[Stated exercise]
Go through the data below. Pull out every line that has the word "Democratic".

========================

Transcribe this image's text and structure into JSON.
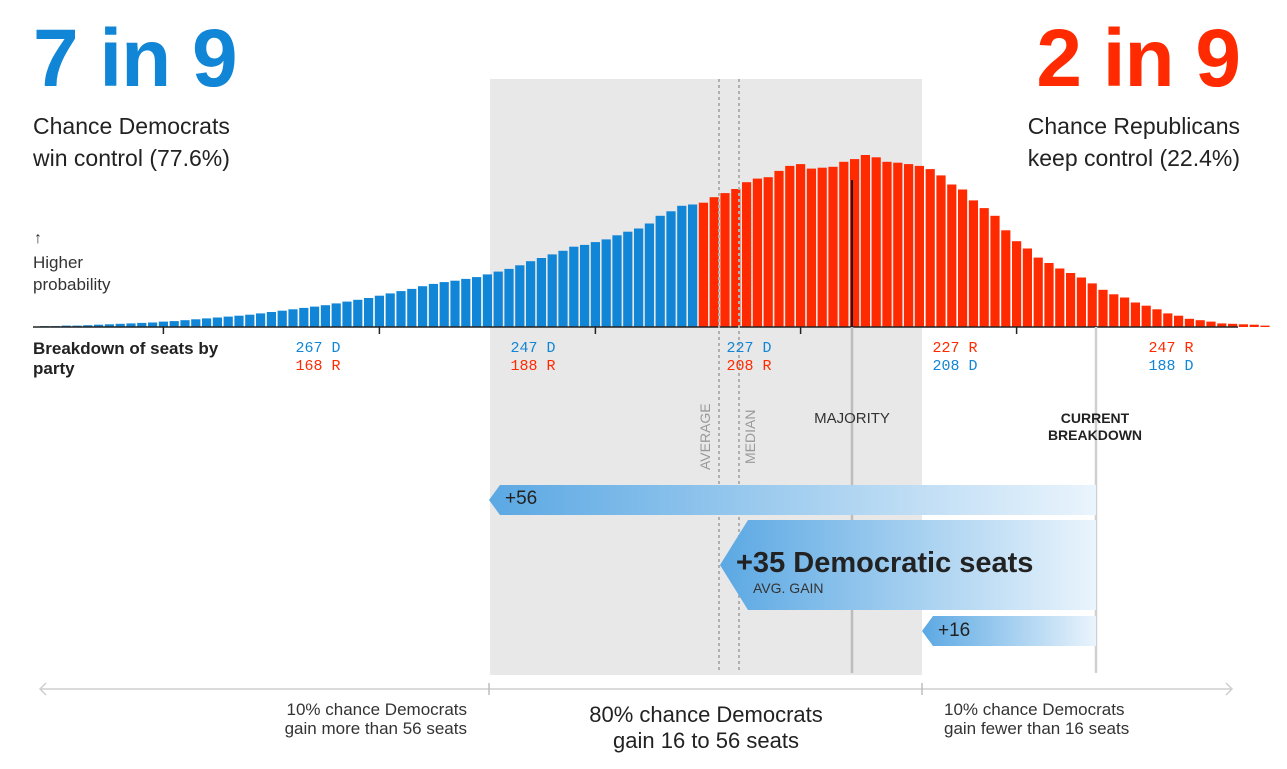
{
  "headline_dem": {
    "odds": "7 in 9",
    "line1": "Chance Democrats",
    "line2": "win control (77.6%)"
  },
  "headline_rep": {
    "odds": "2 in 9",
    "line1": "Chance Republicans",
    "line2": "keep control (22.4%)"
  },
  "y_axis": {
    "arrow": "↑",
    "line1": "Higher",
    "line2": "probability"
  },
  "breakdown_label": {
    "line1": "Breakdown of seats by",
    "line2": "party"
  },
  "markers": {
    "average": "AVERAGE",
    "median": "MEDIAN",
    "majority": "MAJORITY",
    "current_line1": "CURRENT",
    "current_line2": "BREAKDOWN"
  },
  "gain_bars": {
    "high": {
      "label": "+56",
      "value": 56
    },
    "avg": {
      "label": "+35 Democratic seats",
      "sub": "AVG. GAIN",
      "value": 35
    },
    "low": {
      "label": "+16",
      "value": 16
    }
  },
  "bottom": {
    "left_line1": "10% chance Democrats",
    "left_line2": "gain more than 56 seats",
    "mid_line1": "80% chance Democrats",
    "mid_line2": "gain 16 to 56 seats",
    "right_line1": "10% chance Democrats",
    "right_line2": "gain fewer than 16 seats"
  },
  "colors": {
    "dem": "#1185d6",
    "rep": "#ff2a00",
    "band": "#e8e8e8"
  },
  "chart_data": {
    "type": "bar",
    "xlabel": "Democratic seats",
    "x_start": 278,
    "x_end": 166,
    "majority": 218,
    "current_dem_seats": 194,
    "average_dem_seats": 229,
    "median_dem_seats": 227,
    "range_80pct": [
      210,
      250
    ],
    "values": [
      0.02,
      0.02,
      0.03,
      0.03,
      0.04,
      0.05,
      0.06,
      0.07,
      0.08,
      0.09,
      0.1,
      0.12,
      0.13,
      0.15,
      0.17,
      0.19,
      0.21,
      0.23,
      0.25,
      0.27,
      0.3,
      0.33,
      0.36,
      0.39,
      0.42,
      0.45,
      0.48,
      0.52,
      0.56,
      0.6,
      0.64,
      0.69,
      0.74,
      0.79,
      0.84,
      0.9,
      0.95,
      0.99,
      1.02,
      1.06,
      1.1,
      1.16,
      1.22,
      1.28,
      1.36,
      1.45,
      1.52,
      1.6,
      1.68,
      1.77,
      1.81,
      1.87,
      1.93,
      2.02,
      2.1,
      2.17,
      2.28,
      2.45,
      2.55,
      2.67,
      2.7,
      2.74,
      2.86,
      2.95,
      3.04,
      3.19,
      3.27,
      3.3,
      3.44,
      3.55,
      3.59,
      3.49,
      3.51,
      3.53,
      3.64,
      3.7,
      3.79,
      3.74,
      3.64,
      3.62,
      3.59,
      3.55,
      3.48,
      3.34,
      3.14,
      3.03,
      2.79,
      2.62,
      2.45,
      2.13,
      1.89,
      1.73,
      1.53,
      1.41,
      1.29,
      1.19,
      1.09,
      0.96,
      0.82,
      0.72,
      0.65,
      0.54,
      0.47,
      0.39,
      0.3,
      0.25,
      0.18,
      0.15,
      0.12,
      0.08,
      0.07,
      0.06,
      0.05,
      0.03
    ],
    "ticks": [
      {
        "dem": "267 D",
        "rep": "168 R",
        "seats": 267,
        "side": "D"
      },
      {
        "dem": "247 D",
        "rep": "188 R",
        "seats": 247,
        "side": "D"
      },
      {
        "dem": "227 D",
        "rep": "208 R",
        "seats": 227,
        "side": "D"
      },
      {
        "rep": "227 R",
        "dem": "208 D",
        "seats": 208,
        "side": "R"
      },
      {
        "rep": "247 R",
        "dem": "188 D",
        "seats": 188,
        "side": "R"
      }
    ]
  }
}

========================

[Written response]
      "label": "+35 Democratic seats",
    "xlabel": "Democratic seats",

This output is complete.